Chart and figure data:
_ _ _

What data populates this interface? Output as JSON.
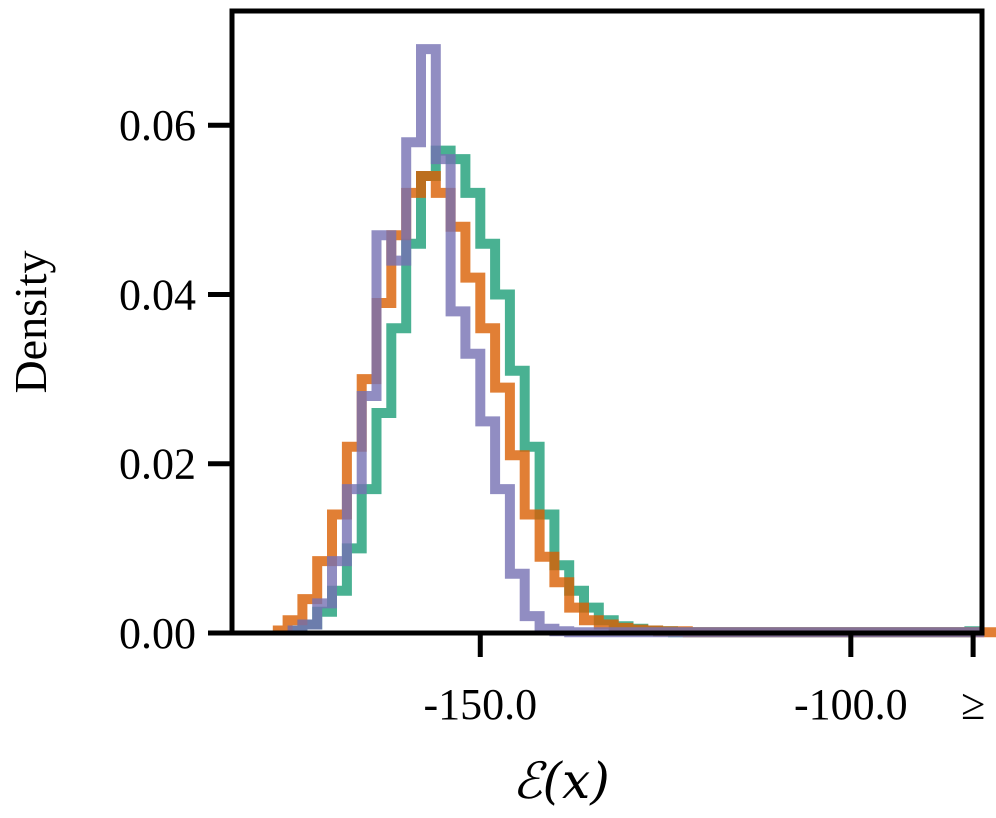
{
  "chart_data": {
    "type": "histogram",
    "xlabel": "ℰ(x)",
    "ylabel": "Density",
    "ylim": [
      0,
      0.0735
    ],
    "xlim": [
      -183.5,
      -82.3
    ],
    "bin_width": 2,
    "overflow_label": "≥",
    "xticks": [
      {
        "value": -150,
        "label": "-150.0"
      },
      {
        "value": -100,
        "label": "-100.0"
      },
      {
        "value": -83.5,
        "label": "≥"
      }
    ],
    "yticks": [
      {
        "value": 0,
        "label": "0.00"
      },
      {
        "value": 0.02,
        "label": "0.02"
      },
      {
        "value": 0.04,
        "label": "0.04"
      },
      {
        "value": 0.06,
        "label": "0.06"
      }
    ],
    "series": [
      {
        "color": "#1b9e77",
        "bin_start": -176,
        "densities": [
          0.0003,
          0.001,
          0.0025,
          0.005,
          0.01,
          0.017,
          0.026,
          0.036,
          0.046,
          0.054,
          0.057,
          0.056,
          0.052,
          0.046,
          0.04,
          0.031,
          0.022,
          0.014,
          0.008,
          0.005,
          0.003,
          0.0015,
          0.0008,
          0.0005,
          0.0003,
          0.0002,
          0.0001,
          0.0001,
          0.0001,
          0.0001,
          0.0001,
          0.0001,
          0.0001,
          0.0001,
          0.0001,
          0.0001,
          0.0001,
          0.0001,
          0.0001,
          0.0001,
          0.0001,
          0.0001,
          0.0001,
          0.0001,
          0.0001,
          0.0001,
          0.0002
        ]
      },
      {
        "color": "#d95f02",
        "bin_start": -178,
        "densities": [
          0.0003,
          0.0015,
          0.004,
          0.0085,
          0.014,
          0.022,
          0.03,
          0.039,
          0.047,
          0.052,
          0.054,
          0.052,
          0.048,
          0.042,
          0.036,
          0.029,
          0.021,
          0.014,
          0.009,
          0.006,
          0.003,
          0.0015,
          0.001,
          0.0006,
          0.0004,
          0.0003,
          0.0002,
          0.0002,
          0.0001,
          0.0001,
          0.0001,
          0.0001,
          0.0001,
          0.0001,
          0.0001,
          0.0001,
          0.0001,
          0.0001,
          0.0001,
          0.0001,
          0.0001,
          0.0001,
          0.0001,
          0.0001,
          0.0001,
          0.0001,
          0.0001,
          0.0001,
          0.0001
        ]
      },
      {
        "color": "#7570b3",
        "bin_start": -176,
        "densities": [
          0.0003,
          0.001,
          0.0035,
          0.0085,
          0.017,
          0.028,
          0.047,
          0.044,
          0.058,
          0.069,
          0.056,
          0.038,
          0.033,
          0.025,
          0.017,
          0.007,
          0.002,
          0.0005,
          0.0002,
          0.0001,
          0.0001,
          0.0001,
          0.0001,
          0.0001,
          0.0001,
          0.0001,
          0.0001,
          0.0001,
          0.0001,
          0.0001,
          0.0001,
          0.0001,
          0.0001,
          0.0001,
          0.0001,
          0.0001,
          0.0001,
          0.0001,
          0.0001,
          0.0001,
          0.0001,
          0.0001,
          0.0001,
          0.0001,
          0.0001,
          0.0001,
          0.0001
        ]
      }
    ]
  }
}
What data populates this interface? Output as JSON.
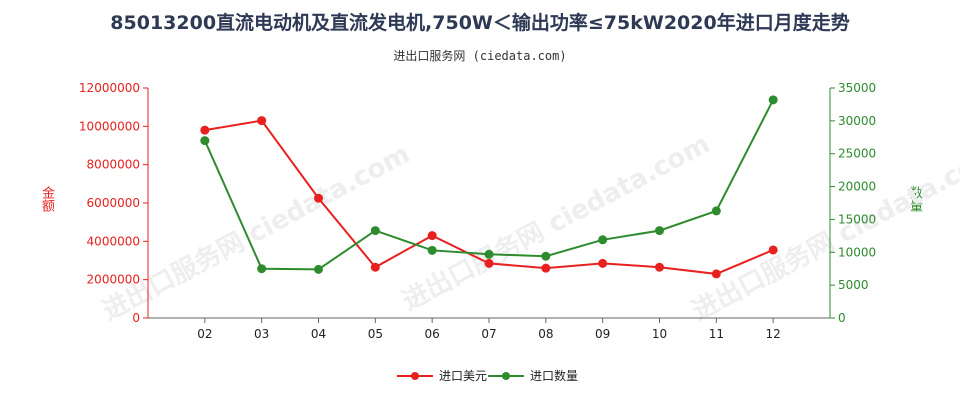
{
  "chart_data": {
    "type": "line",
    "title": "85013200直流电动机及直流发电机,750W＜输出功率≤75kW2020年进口月度走势",
    "subtitle": "进出口服务网 (ciedata.com)",
    "watermark": "进出口服务网 ciedata.com",
    "ylabel_left": "金额",
    "ylabel_right": "数量",
    "categories": [
      "02",
      "03",
      "04",
      "05",
      "06",
      "07",
      "08",
      "09",
      "10",
      "11",
      "12"
    ],
    "y_left": {
      "min": 0,
      "max": 12000000,
      "ticks": [
        "0",
        "2000000",
        "4000000",
        "6000000",
        "8000000",
        "10000000",
        "12000000"
      ]
    },
    "y_right": {
      "min": 0,
      "max": 35000,
      "ticks": [
        "0",
        "5000",
        "10000",
        "15000",
        "20000",
        "25000",
        "30000",
        "35000"
      ]
    },
    "series": [
      {
        "name": "进口美元",
        "axis": "left",
        "color": "#e8211f",
        "values": [
          9800000,
          10300000,
          6250000,
          2650000,
          4300000,
          2850000,
          2600000,
          2850000,
          2650000,
          2300000,
          3550000
        ]
      },
      {
        "name": "进口数量",
        "axis": "right",
        "color": "#2e8b2e",
        "values": [
          27000,
          7500,
          7400,
          13300,
          10300,
          9700,
          9400,
          11900,
          13300,
          16300,
          33200
        ]
      }
    ],
    "legend_position": "bottom-center",
    "grid": false
  }
}
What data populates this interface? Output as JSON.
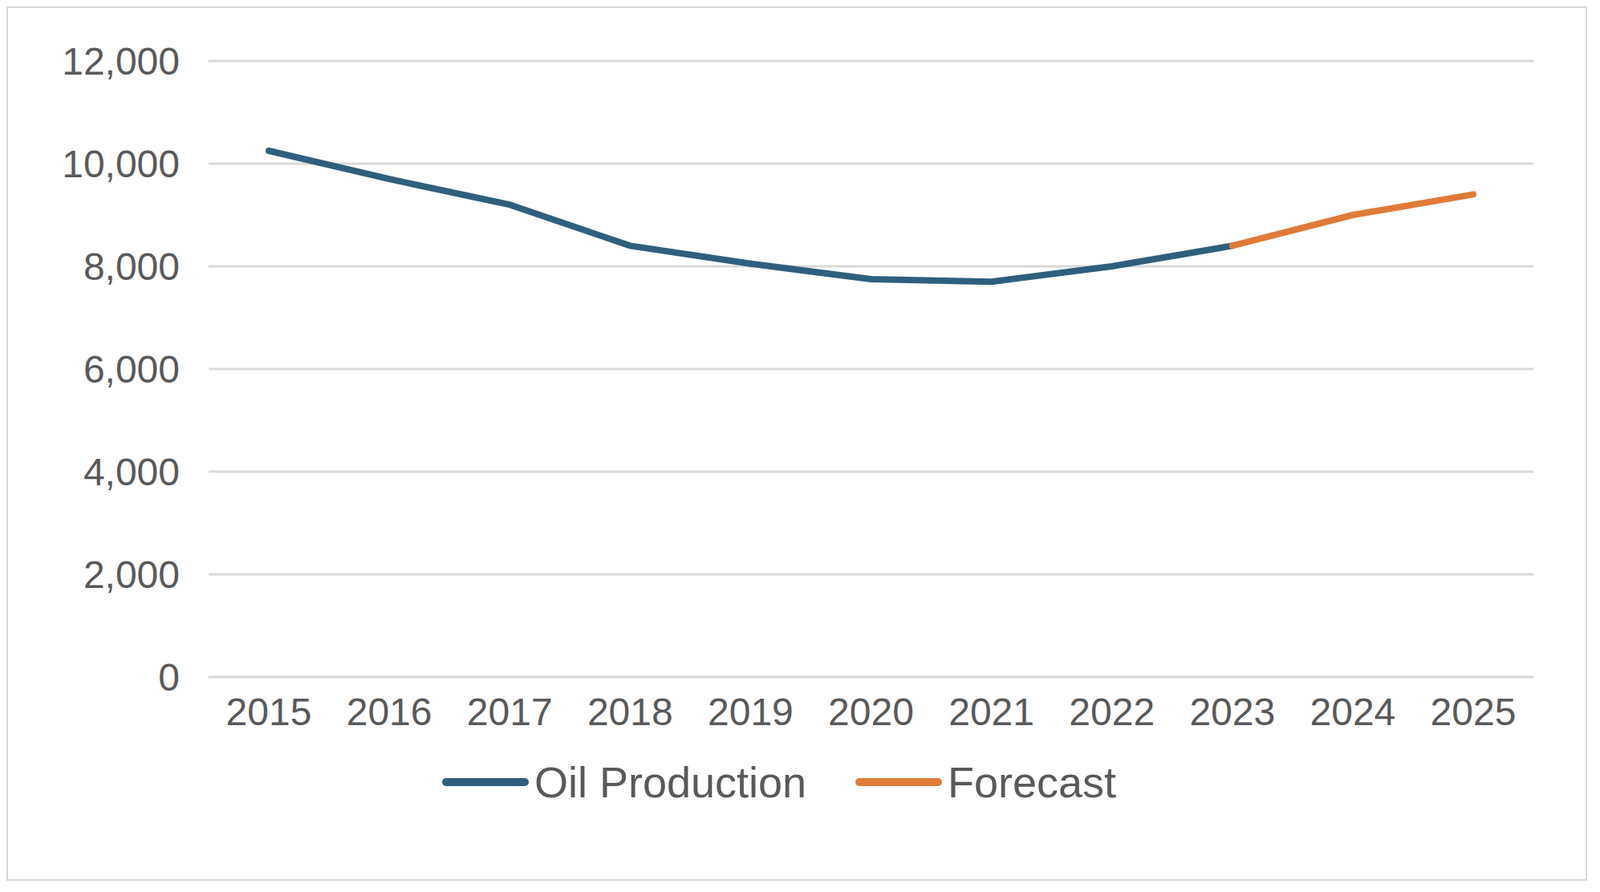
{
  "chart_data": {
    "type": "line",
    "categories": [
      "2015",
      "2016",
      "2017",
      "2018",
      "2019",
      "2020",
      "2021",
      "2022",
      "2023",
      "2024",
      "2025"
    ],
    "series": [
      {
        "name": "Oil Production",
        "color": "#2f5f7e",
        "values": [
          10250,
          9700,
          9200,
          8400,
          8050,
          7750,
          7700,
          8000,
          8400,
          null,
          null
        ]
      },
      {
        "name": "Forecast",
        "color": "#e07b39",
        "values": [
          null,
          null,
          null,
          null,
          null,
          null,
          null,
          null,
          8400,
          9000,
          9400
        ]
      }
    ],
    "ylim": [
      0,
      12000
    ],
    "yticks": [
      0,
      {
        "value": 2000,
        "label": "2,000"
      },
      {
        "value": 4000,
        "label": "4,000"
      },
      {
        "value": 6000,
        "label": "6,000"
      },
      {
        "value": 8000,
        "label": "8,000"
      },
      {
        "value": 10000,
        "label": "10,000"
      },
      {
        "value": 12000,
        "label": "12,000"
      }
    ],
    "grid": true,
    "legend": "bottom"
  }
}
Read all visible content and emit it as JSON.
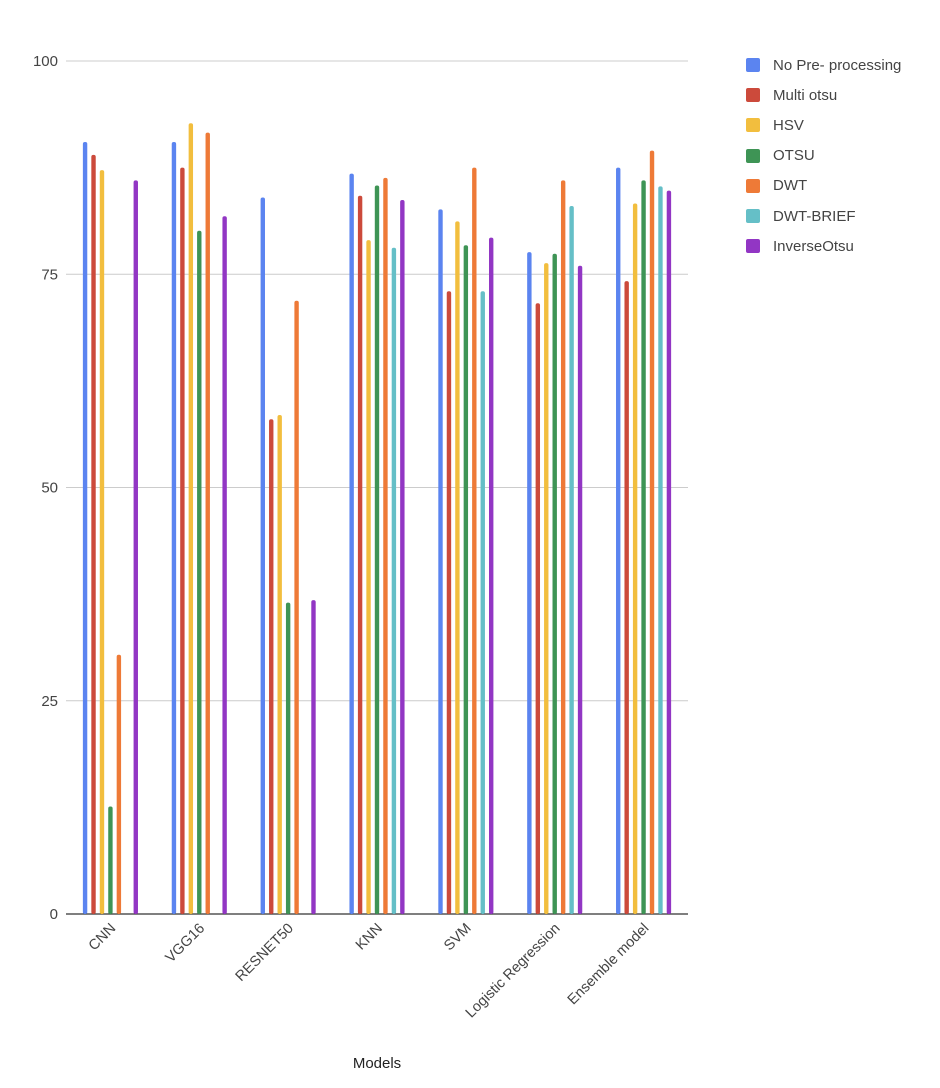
{
  "chart_data": {
    "type": "bar",
    "title": "",
    "xlabel": "Models",
    "ylabel": "",
    "ylim": [
      0,
      100
    ],
    "yticks": [
      0,
      25,
      50,
      75,
      100
    ],
    "grid": true,
    "legend_position": "top-right",
    "categories": [
      "CNN",
      "VGG16",
      "RESNET50",
      "KNN",
      "SVM",
      "Logistic Regression",
      "Ensemble model"
    ],
    "series": [
      {
        "name": "No Pre- processing",
        "color": "#5B84F0",
        "values": [
          90.5,
          90.5,
          84.0,
          86.8,
          82.6,
          77.6,
          87.5
        ]
      },
      {
        "name": "Multi otsu",
        "color": "#CC4A3B",
        "values": [
          89.0,
          87.5,
          58.0,
          84.2,
          73.0,
          71.6,
          74.2
        ]
      },
      {
        "name": "HSV",
        "color": "#F2BE3E",
        "values": [
          87.2,
          92.7,
          58.5,
          79.0,
          81.2,
          76.3,
          83.3
        ]
      },
      {
        "name": "OTSU",
        "color": "#3E9455",
        "values": [
          12.6,
          80.1,
          36.5,
          85.4,
          78.4,
          77.4,
          86.0
        ]
      },
      {
        "name": "DWT",
        "color": "#EE7A37",
        "values": [
          30.4,
          91.6,
          71.9,
          86.3,
          87.5,
          86.0,
          89.5
        ]
      },
      {
        "name": "DWT-BRIEF",
        "color": "#65BFC7",
        "values": [
          null,
          null,
          null,
          78.1,
          73.0,
          83.0,
          85.3
        ]
      },
      {
        "name": "InverseOtsu",
        "color": "#9236C4",
        "values": [
          86.0,
          81.8,
          36.8,
          83.7,
          79.3,
          76.0,
          84.8
        ]
      }
    ]
  }
}
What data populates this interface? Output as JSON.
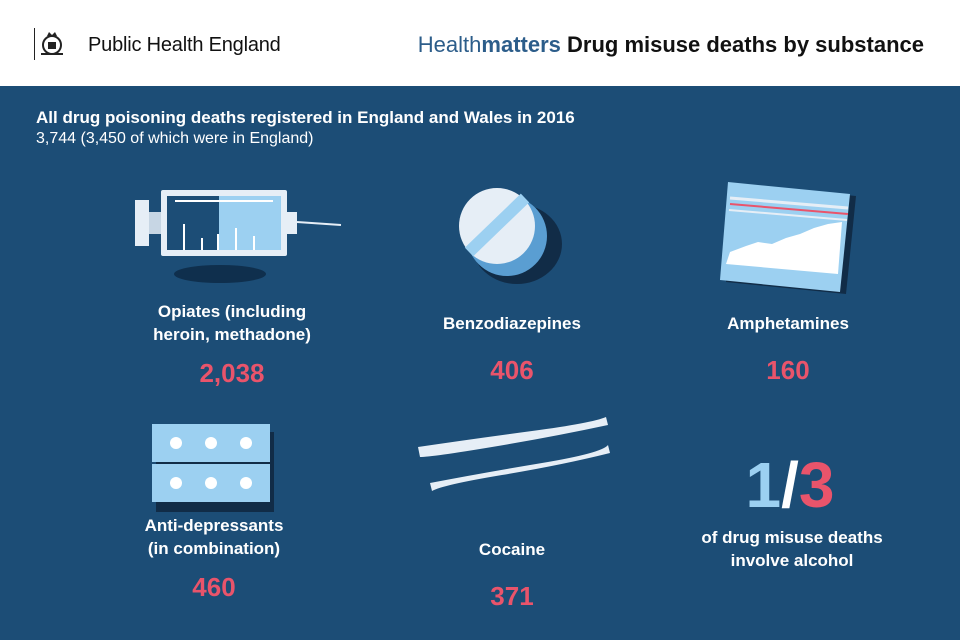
{
  "header": {
    "org_name": "Public Health England",
    "title_light": "Health",
    "title_brand": "matters",
    "title_topic": "Drug misuse deaths by substance"
  },
  "intro": {
    "title": "All drug poisoning deaths registered in England and Wales in 2016",
    "subtitle": "3,744 (3,450 of which were in England)"
  },
  "substances": [
    {
      "label_line1": "Opiates (including",
      "label_line2": "heroin, methadone)",
      "value": "2,038",
      "icon": "syringe-icon"
    },
    {
      "label_line1": "Benzodiazepines",
      "label_line2": "",
      "value": "406",
      "icon": "pill-icon"
    },
    {
      "label_line1": "Amphetamines",
      "label_line2": "",
      "value": "160",
      "icon": "powder-bag-icon"
    },
    {
      "label_line1": "Anti-depressants",
      "label_line2": "(in combination)",
      "value": "460",
      "icon": "blister-pack-icon"
    },
    {
      "label_line1": "Cocaine",
      "label_line2": "",
      "value": "371",
      "icon": "cocaine-lines-icon"
    }
  ],
  "alcohol": {
    "numerator": "1",
    "slash": "/",
    "denominator": "3",
    "text_line1": "of drug misuse deaths",
    "text_line2": "involve alcohol"
  },
  "colors": {
    "panel": "#1c4d76",
    "accent_pink": "#e9546b",
    "accent_light_blue": "#9cd0f1",
    "brand_blue": "#2c5d8a"
  }
}
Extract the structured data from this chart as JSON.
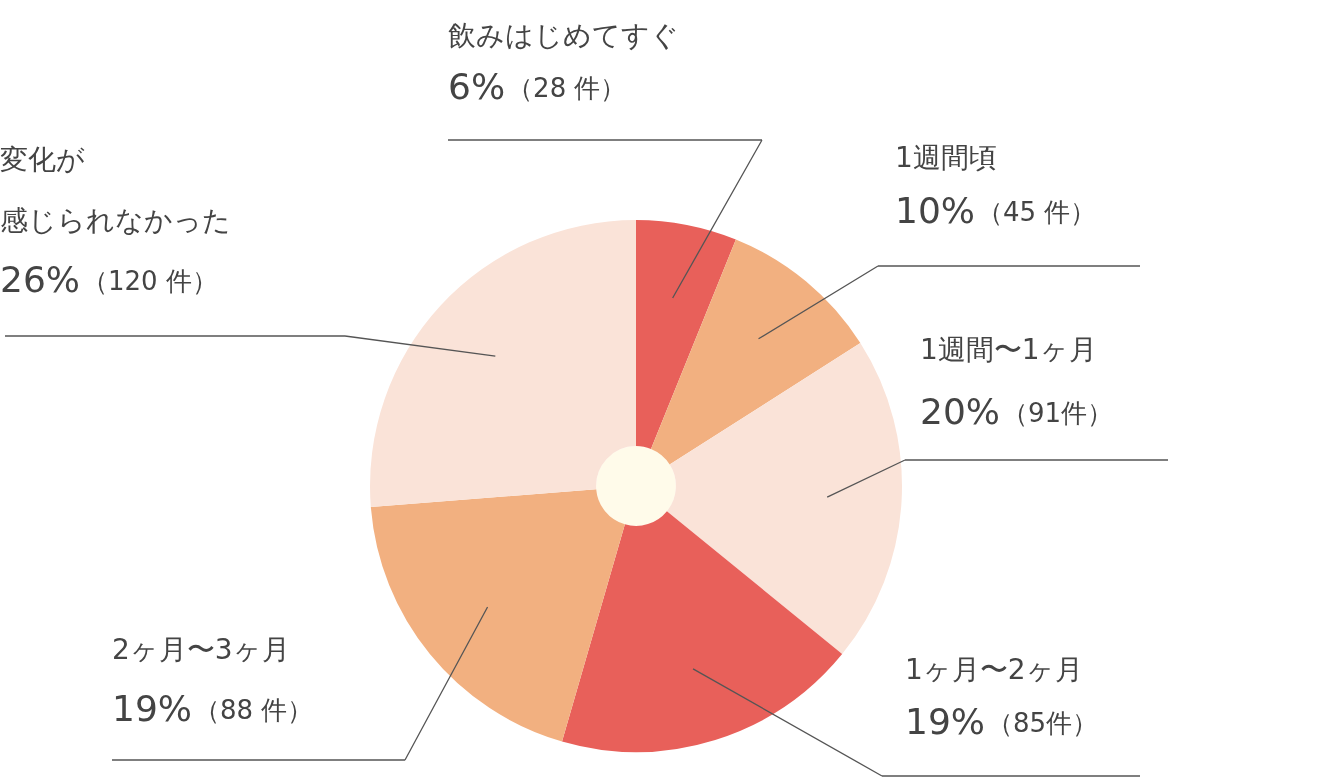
{
  "chart_data": {
    "type": "donut",
    "categories": [
      "飲みはじめてすぐ",
      "1週間頃",
      "1週間〜1ヶ月",
      "1ヶ月〜2ヶ月",
      "2ヶ月〜3ヶ月",
      "変化が感じられなかった"
    ],
    "values": [
      28,
      45,
      91,
      85,
      88,
      120
    ],
    "colors": [
      "#e8605a",
      "#f2b080",
      "#fae3d8",
      "#e8605a",
      "#f2b080",
      "#fae3d8"
    ],
    "value_labels": [
      "6%（28 件）",
      "10%（45 件）",
      "20%（91件）",
      "19%（85件）",
      "19%（88 件）",
      "26%（120 件）"
    ],
    "legend": false
  }
}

_ _ _

WHAT THE TASK REQUIRES » Up to and including the last line of the listing, starting at the line with "Extract the structured", extract every line exactly and leave out the pictures.

CORRECT OUTPUT »
Extract the structured data from this chart as JSON.
{
  "chart_data": {
    "type": "donut",
    "categories": [
      "飲みはじめてすぐ",
      "1週間頃",
      "1週間〜1ヶ月",
      "1ヶ月〜2ヶ月",
      "2ヶ月〜3ヶ月",
      "変化が感じられなかった"
    ],
    "values": [
      28,
      45,
      91,
      85,
      88,
      120
    ],
    "colors": [
      "#e8605a",
      "#f2b080",
      "#fae3d8",
      "#e8605a",
      "#f2b080",
      "#fae3d8"
    ],
    "value_labels": [
      "6%（28 件）",
      "10%（45 件）",
      "20%（91件）",
      "19%（85件）",
      "19%（88 件）",
      "26%（120 件）"
    ],
    "legend": false
  }
}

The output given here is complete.